(Stored items from a collection)
※

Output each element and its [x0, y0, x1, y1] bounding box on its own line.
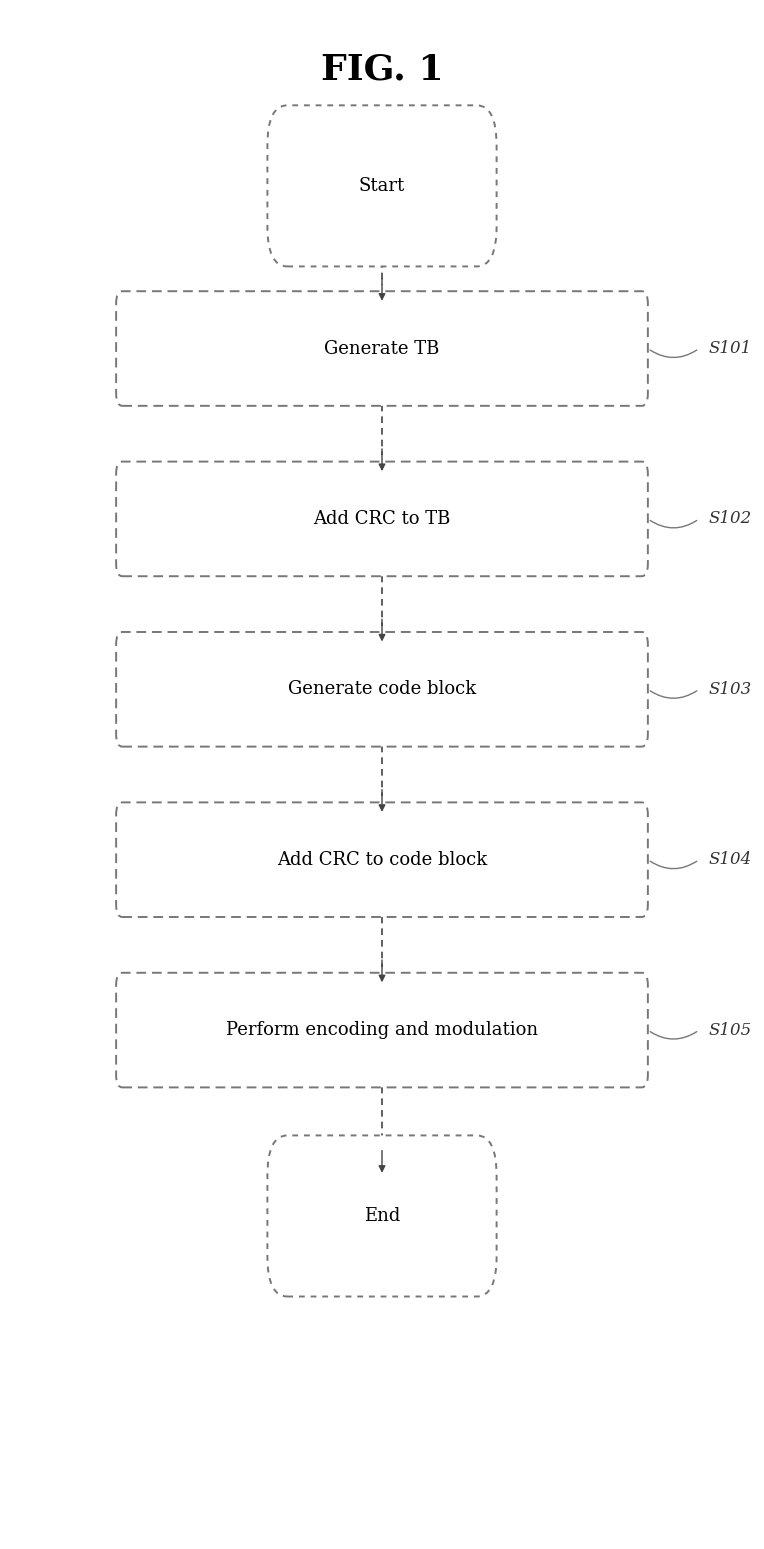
Text: Perform encoding and modulation: Perform encoding and modulation: [226, 1021, 538, 1039]
Text: Add CRC to TB: Add CRC to TB: [313, 510, 451, 528]
FancyBboxPatch shape: [267, 105, 497, 266]
FancyBboxPatch shape: [116, 802, 648, 917]
Text: Start: Start: [359, 177, 405, 195]
FancyBboxPatch shape: [116, 973, 648, 1087]
Text: S105: S105: [708, 1022, 752, 1038]
Text: Generate code block: Generate code block: [288, 680, 476, 699]
Text: S104: S104: [708, 852, 752, 867]
FancyBboxPatch shape: [267, 1135, 497, 1297]
Text: FIG. 1: FIG. 1: [321, 53, 443, 87]
FancyBboxPatch shape: [116, 632, 648, 747]
Text: Add CRC to code block: Add CRC to code block: [277, 850, 487, 869]
Text: End: End: [364, 1207, 400, 1225]
Text: S101: S101: [708, 341, 752, 356]
FancyBboxPatch shape: [116, 291, 648, 406]
Text: Generate TB: Generate TB: [324, 339, 440, 358]
FancyBboxPatch shape: [116, 462, 648, 576]
Text: S102: S102: [708, 511, 752, 527]
Text: S103: S103: [708, 682, 752, 697]
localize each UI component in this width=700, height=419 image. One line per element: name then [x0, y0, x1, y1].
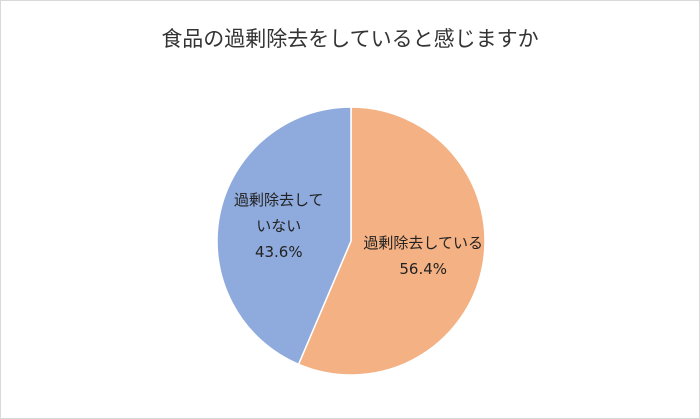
chart-title: 食品の過剰除去をしていると感じますか	[161, 27, 539, 51]
value-label: 43.6%	[254, 243, 303, 262]
pie-slice	[216, 106, 352, 366]
data-label: 過剰除去している 56.4%	[353, 230, 493, 282]
data-label: 過剰除去していない 43.6%	[231, 187, 327, 265]
category-label: 過剰除去している	[363, 233, 483, 252]
pie-slice	[297, 106, 486, 376]
value-label: 56.4%	[399, 259, 448, 278]
category-label: 過剰除去していない	[234, 191, 324, 236]
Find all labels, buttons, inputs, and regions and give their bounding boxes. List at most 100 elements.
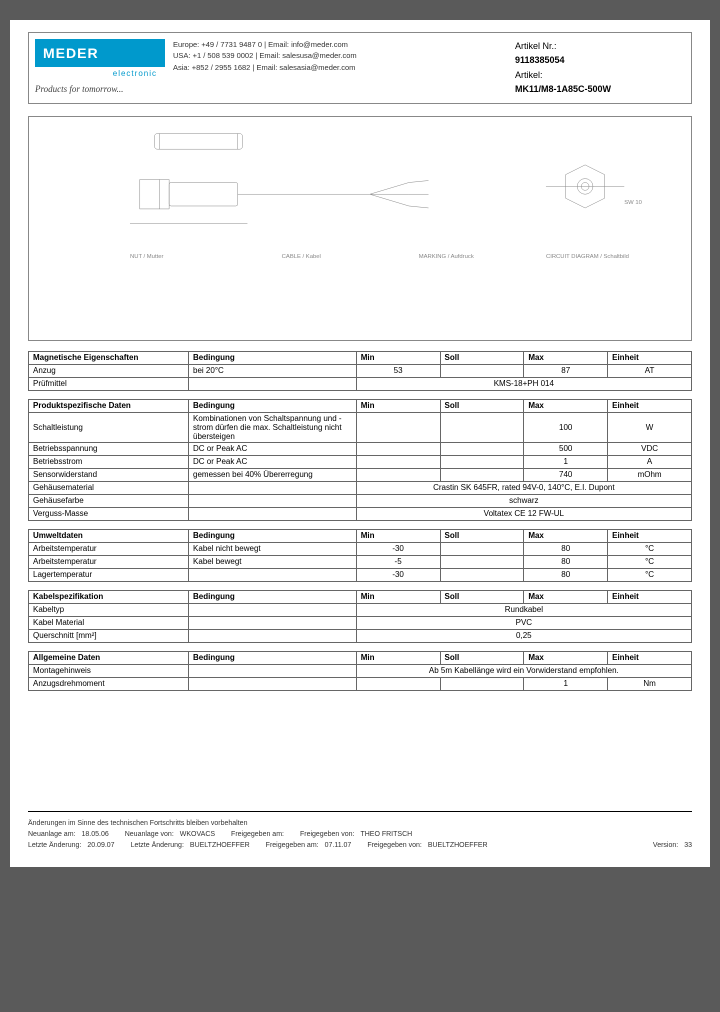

※

◆ Goal: Quote every row above word for word, omitting the pictures.

◆ Output for this exercise:
Output each element and its [x0, y0, x1, y1] bounding box on its own line.
Text: Perform encoding and modulation: Perform encoding and modulation: [226, 1021, 538, 1039]
Text: Add CRC to TB: Add CRC to TB: [313, 510, 451, 528]
FancyBboxPatch shape: [267, 105, 497, 266]
FancyBboxPatch shape: [116, 802, 648, 917]
Text: Start: Start: [359, 177, 405, 195]
FancyBboxPatch shape: [116, 973, 648, 1087]
Text: S105: S105: [708, 1022, 752, 1038]
Text: Generate code block: Generate code block: [288, 680, 476, 699]
Text: S104: S104: [708, 852, 752, 867]
FancyBboxPatch shape: [267, 1135, 497, 1297]
Text: FIG. 1: FIG. 1: [321, 53, 443, 87]
FancyBboxPatch shape: [116, 632, 648, 747]
Text: Add CRC to code block: Add CRC to code block: [277, 850, 487, 869]
Text: End: End: [364, 1207, 400, 1225]
Text: S101: S101: [708, 341, 752, 356]
FancyBboxPatch shape: [116, 291, 648, 406]
Text: Generate TB: Generate TB: [324, 339, 440, 358]
FancyBboxPatch shape: [116, 462, 648, 576]
Text: S102: S102: [708, 511, 752, 527]
Text: S103: S103: [708, 682, 752, 697]
localize each UI component in this width=700, height=419 image. One line per element: name then [x0, y0, x1, y1].
chart-title: 食品の過剰除去をしていると感じますか	[161, 27, 539, 51]
value-label: 43.6%	[254, 243, 303, 262]
pie-slice	[216, 106, 352, 366]
data-label: 過剰除去している 56.4%	[353, 230, 493, 282]
data-label: 過剰除去していない 43.6%	[231, 187, 327, 265]
category-label: 過剰除去している	[363, 233, 483, 252]
pie-slice	[297, 106, 486, 376]
value-label: 56.4%	[399, 259, 448, 278]
category-label: 過剰除去していない	[234, 191, 324, 236]
Find all labels, buttons, inputs, and regions and give their bounding boxes. List at most 100 elements.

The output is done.